Luciana Genro
Uma contribuição ao debate do PSOL
A “Plataforma dos Movimentos Sociais pela Reforma do Sistema Político” é uma importante contribuição de diferentes organizações sociais para o debate da Reforma Política. Em vários aspectos, mas particularmente no que diz respeito ao fortalecimento dos mecanismos de democracia direta, as propostas são bastante avançadas e devem ser incorporadas pelo PSOL. Também muito importante, a contribuição do companheiro Chico Alencar sistematiza várias propostas que refletem um acúmulo de debates partidários, sendo que alguns pontos são ainda objeto de polêmica, como a extinção ou não do Senado. No mesmo sentido vai a contribuição do companheiro Edilson Silva. Não pretendo, neste texto, fazer uma apreciação global dos temas que envolvem a reforma política, mas sim contribuir em alguns pontos que julgo ainda pouco debatidos.
O objetivo das classes dominantes e dos partidos da ordem com a reforma política é restringir a democracia, fortalecendo os mecanismos de controle para que as eleições proporcionem apenas uma alternância entre as grandes siglas e não coloquem o risco de uma alternância real de projetos políticos estratégicos. Neste sentido a cooptação completa do PT para o status quo dominante foi um ganho fundamental do regime. Agora eles necessitam ir adiante fortalecendo os (seus) partidos políticos e criando um forte sistema partidário que garanta esta estratégia. Os apelos enfáticos e quase unânimes pela cláusula de barreira são uma demonstração cabal desta preocupação.
Nosso partido precisa intervir neste debate com o objetivo inverso: lutando por democracia, uma verdadeira e portanto radical democracia. Se o regime necessita fechar os espaços democráticos garantindo estabilidade política para que as decisões tomadas pelo povo nas eleições não ameacem a dominação de classe, nós precisamos garantir que estes espaços estejam abertos para que tenhamos condições de seguir dialogando com o povo, ganhando as vanguardas e preparando o futuro. A estabilidade política das classes dominantes de hoje não vai durar para sempre. Eles sabem disso, por isso a reforma política é uma preparação para o futuro, uma garantia estratégica para o regime. Nosso papel neste enfrentamento será lutar contra todas as medidas que signifiquem maiores garantias de estabilidade política para o regime e menores brechas democráticas para nossa atuação. Temos que empurrar na contramão dos interesses dominantes.

• [LISTA DE DADOS]

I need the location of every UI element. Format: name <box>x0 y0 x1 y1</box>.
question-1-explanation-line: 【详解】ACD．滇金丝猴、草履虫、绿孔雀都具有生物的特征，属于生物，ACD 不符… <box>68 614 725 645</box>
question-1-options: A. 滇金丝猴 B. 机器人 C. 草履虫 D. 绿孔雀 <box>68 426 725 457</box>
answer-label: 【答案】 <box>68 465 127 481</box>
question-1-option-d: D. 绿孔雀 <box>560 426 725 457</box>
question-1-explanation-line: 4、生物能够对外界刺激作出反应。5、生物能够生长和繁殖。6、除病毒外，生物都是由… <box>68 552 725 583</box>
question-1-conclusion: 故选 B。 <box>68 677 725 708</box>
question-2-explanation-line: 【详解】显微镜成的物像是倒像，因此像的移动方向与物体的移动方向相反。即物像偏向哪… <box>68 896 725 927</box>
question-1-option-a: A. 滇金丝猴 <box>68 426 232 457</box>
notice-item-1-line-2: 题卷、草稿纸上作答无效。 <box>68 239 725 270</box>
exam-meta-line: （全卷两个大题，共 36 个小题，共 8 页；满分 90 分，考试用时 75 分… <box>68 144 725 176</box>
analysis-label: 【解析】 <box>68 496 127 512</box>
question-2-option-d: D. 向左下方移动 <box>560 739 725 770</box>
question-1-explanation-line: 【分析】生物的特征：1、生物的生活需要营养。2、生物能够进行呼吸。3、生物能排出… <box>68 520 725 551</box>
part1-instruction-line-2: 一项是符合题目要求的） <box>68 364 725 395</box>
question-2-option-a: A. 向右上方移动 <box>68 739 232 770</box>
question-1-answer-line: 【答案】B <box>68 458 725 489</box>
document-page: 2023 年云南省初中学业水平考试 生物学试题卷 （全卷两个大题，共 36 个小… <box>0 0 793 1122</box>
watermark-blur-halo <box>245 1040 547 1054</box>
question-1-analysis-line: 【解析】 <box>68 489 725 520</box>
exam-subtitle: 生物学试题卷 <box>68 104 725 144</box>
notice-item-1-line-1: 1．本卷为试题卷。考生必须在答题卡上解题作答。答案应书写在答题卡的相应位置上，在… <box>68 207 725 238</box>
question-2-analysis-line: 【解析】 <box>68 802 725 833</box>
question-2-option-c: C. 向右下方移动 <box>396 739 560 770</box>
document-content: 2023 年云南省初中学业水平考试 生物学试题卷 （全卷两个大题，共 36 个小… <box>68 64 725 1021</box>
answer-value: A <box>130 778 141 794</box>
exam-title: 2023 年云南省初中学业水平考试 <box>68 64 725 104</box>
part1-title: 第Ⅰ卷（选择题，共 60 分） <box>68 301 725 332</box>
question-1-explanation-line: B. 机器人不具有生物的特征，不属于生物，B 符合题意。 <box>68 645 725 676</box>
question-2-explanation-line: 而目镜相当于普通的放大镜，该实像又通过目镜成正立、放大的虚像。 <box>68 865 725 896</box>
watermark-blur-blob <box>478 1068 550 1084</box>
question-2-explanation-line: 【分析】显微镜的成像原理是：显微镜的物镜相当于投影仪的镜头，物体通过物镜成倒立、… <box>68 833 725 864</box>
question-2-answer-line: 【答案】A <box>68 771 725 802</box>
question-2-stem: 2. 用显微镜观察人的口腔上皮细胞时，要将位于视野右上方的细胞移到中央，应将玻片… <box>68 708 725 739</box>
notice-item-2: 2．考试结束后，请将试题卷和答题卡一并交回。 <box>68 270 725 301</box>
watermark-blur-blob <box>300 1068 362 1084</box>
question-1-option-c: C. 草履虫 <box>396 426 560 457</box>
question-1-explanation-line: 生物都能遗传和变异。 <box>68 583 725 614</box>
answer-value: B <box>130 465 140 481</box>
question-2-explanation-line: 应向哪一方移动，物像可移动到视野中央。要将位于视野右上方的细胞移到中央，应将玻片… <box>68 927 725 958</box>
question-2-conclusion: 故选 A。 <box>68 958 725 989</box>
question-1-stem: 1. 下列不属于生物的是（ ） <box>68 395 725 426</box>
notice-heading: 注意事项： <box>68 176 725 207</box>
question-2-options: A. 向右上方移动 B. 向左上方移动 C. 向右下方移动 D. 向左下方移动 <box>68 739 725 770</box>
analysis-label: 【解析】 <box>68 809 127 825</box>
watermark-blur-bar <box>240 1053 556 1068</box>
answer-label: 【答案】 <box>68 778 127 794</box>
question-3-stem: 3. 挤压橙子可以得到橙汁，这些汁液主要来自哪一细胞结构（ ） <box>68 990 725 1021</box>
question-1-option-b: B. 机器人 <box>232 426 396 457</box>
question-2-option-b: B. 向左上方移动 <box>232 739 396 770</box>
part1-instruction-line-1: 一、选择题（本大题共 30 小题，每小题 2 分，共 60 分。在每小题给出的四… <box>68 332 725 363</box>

• [REQUISITOS DO EXERCÍCIO] Segundo o artigo sobre a reforma política, que ponto da contribuição de Chico Alencar ainda é objeto de polêmica?

• [RESULTADO DO EXERCÍCIO] A extinção ou não do Senado.